Provided information →
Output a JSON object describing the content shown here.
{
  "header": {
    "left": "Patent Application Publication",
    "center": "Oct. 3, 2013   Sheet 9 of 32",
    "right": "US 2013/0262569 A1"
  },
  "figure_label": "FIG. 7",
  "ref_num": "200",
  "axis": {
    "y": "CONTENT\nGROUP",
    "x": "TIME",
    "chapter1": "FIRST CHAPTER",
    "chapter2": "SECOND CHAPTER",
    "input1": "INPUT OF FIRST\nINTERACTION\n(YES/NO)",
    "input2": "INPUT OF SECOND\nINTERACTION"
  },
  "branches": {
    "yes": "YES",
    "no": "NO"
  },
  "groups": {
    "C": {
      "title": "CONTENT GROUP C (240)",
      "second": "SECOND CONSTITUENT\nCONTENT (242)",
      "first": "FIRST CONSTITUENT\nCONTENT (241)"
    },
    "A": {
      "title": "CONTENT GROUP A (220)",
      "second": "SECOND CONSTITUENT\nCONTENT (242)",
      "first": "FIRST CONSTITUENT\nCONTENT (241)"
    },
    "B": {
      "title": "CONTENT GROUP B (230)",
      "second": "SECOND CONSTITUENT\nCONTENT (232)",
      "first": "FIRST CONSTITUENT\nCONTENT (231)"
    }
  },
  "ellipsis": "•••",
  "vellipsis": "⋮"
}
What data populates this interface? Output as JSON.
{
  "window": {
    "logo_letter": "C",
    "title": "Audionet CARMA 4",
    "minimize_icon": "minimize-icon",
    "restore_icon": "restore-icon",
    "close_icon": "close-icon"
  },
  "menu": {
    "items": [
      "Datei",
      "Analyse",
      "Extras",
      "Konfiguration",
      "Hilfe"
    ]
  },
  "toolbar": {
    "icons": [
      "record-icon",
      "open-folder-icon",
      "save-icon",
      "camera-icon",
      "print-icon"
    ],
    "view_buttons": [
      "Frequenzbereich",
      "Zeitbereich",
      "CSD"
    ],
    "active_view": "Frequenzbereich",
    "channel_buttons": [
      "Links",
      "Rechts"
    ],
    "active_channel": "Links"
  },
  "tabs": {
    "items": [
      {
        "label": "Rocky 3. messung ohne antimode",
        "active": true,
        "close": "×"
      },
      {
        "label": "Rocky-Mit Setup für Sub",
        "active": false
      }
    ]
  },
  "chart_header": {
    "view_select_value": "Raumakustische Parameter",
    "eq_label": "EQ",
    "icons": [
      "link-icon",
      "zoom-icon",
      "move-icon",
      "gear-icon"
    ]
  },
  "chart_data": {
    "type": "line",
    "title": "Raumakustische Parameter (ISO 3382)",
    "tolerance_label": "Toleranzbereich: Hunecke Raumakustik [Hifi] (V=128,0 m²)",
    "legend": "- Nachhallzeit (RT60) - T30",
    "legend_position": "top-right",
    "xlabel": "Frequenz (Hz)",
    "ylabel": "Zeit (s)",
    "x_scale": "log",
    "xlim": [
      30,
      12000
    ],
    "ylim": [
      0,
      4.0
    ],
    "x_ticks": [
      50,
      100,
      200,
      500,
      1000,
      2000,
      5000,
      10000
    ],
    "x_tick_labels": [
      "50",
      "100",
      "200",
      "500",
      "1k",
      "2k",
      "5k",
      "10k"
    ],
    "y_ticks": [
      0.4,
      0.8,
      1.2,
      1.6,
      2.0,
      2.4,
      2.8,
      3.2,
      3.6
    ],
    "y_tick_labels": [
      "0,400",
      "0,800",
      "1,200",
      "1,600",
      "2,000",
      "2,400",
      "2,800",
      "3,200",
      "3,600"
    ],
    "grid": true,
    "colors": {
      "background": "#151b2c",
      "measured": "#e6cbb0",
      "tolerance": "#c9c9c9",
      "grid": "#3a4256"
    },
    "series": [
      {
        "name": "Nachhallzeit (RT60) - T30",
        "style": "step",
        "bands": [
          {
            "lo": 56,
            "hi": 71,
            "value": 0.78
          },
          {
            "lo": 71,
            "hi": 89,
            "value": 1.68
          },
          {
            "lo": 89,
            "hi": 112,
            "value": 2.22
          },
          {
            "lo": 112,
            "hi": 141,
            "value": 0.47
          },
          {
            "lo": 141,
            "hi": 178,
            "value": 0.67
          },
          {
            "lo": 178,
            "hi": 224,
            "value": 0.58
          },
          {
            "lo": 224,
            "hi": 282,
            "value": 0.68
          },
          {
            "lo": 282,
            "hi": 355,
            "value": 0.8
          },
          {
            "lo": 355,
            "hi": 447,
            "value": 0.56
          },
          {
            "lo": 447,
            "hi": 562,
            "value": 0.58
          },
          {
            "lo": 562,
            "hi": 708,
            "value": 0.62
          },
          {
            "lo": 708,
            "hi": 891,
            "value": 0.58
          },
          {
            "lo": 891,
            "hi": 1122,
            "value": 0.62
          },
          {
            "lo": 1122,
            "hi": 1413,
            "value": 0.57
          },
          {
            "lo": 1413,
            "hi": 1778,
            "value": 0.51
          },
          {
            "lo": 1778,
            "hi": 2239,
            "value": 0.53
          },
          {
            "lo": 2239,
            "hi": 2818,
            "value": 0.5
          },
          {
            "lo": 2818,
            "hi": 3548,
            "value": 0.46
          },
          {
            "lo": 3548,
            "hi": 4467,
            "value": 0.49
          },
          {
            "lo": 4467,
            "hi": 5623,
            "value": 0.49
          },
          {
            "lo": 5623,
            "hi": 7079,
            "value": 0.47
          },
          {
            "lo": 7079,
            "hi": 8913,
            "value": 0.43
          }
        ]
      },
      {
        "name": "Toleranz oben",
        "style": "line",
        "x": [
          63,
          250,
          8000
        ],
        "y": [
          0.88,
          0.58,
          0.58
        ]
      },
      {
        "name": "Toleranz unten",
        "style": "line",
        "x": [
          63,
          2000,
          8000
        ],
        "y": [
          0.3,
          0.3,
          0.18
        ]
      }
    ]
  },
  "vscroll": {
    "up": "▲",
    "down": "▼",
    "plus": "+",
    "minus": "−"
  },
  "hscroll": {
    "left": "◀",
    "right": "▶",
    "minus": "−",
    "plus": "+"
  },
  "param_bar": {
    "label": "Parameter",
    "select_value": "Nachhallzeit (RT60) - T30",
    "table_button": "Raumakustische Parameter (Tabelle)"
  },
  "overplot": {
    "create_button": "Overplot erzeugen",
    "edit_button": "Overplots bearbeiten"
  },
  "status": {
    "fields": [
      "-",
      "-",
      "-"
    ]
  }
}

Problem to solve → Count how many lines above include the word "name" and answer with that figure only.

Output below → 3